***** Provided information *****

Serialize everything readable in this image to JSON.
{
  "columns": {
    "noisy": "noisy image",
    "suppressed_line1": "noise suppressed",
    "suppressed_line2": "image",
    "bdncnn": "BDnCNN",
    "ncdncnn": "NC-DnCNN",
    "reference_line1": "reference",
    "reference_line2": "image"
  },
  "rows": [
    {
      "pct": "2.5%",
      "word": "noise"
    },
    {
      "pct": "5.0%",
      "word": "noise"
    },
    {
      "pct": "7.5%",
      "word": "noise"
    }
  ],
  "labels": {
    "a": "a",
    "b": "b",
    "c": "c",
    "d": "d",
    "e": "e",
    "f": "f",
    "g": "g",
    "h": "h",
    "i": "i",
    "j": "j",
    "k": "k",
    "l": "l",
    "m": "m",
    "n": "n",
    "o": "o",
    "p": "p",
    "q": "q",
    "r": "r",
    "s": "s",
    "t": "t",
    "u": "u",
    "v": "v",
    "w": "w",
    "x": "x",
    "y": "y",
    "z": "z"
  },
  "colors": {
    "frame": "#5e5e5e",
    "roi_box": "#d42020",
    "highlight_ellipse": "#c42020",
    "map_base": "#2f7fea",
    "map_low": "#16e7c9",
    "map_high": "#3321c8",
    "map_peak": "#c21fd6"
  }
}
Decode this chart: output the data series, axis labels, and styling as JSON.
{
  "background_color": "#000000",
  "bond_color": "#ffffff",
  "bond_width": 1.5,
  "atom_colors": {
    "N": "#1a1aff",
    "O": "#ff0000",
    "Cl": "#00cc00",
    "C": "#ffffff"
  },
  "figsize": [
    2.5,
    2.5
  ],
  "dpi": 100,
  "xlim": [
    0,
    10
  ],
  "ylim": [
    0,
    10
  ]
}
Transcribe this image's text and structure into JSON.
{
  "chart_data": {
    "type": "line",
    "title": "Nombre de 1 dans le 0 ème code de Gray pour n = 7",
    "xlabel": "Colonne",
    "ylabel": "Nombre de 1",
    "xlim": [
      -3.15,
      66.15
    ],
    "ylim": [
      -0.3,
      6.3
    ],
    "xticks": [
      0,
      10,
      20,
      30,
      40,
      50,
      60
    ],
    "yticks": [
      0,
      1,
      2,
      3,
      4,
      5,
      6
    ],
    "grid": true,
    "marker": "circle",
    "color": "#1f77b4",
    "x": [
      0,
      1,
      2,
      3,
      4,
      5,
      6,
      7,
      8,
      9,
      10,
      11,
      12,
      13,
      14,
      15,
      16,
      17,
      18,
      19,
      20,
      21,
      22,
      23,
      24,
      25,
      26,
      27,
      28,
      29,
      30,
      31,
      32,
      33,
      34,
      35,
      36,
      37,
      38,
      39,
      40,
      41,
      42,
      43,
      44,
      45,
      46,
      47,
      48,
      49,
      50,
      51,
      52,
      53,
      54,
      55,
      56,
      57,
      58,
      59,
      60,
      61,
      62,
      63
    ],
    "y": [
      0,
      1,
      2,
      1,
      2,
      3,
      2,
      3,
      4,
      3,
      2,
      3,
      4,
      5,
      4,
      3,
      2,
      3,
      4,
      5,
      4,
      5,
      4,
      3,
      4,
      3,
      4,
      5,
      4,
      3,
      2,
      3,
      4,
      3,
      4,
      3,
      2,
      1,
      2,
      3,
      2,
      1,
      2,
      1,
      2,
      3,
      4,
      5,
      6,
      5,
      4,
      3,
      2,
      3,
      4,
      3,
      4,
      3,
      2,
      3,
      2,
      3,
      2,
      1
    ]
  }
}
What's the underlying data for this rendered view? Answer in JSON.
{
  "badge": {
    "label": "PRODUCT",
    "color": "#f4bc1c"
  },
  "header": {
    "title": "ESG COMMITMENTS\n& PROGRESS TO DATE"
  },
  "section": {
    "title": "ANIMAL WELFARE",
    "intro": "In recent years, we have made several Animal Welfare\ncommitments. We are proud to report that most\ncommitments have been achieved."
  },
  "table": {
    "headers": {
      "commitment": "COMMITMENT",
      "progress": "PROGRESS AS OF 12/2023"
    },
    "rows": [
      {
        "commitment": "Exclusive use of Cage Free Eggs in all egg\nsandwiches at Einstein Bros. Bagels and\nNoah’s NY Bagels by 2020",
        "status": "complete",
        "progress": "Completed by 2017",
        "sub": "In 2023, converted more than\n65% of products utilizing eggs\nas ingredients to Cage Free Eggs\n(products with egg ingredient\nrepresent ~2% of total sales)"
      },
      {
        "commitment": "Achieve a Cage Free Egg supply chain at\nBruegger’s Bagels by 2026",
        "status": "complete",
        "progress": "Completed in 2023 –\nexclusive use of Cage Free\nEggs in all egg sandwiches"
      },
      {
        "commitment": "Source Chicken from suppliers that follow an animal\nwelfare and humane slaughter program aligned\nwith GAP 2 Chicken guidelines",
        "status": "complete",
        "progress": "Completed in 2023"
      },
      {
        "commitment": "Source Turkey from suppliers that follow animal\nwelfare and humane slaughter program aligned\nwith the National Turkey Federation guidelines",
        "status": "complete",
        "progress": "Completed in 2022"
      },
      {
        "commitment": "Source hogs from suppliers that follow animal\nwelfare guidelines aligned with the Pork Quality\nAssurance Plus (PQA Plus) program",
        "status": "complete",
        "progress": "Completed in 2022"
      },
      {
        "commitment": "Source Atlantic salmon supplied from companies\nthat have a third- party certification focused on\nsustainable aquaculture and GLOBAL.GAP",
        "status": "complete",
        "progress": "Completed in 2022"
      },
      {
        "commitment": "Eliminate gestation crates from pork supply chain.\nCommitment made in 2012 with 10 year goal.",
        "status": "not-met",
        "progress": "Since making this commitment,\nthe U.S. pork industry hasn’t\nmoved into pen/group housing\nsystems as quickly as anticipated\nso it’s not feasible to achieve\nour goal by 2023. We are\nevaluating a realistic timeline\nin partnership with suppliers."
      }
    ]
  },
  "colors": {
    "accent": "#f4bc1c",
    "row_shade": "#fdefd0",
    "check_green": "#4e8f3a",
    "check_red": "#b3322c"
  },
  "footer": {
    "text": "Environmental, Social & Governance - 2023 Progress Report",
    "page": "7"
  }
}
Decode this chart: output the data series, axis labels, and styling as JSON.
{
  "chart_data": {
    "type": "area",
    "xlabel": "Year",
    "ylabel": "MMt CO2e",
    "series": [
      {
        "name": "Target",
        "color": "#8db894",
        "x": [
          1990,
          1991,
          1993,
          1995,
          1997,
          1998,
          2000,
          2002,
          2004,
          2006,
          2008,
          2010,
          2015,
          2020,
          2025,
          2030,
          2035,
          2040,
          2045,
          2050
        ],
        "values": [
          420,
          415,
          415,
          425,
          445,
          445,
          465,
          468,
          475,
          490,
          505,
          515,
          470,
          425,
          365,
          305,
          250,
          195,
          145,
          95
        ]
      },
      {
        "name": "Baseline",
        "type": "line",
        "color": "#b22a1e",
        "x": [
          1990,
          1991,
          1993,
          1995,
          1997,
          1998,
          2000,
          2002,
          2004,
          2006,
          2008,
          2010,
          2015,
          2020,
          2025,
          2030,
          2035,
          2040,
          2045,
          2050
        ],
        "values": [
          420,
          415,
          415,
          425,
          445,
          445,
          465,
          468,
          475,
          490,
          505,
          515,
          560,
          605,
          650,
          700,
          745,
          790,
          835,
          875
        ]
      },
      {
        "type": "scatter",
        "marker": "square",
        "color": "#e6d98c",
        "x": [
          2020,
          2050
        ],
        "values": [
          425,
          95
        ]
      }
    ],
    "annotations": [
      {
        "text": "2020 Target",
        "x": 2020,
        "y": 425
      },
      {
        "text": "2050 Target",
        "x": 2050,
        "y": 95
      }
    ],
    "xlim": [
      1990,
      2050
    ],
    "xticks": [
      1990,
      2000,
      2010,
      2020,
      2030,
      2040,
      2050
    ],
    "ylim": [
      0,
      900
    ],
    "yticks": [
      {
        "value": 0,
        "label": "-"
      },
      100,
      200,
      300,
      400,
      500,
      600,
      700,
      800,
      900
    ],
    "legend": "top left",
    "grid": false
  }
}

*****

Given instruction: Look above for lines with the word "have" and copy them all.

Task response:
    "intro": "In recent years, we have made several Animal Welfare\ncommitments. We are proud to report that most\ncommitments have been achieved."
        "commitment": "Source Atlantic salmon supplied from companies\nthat have a third- party certification focused on\nsustainable aquaculture and GLOBAL.GAP",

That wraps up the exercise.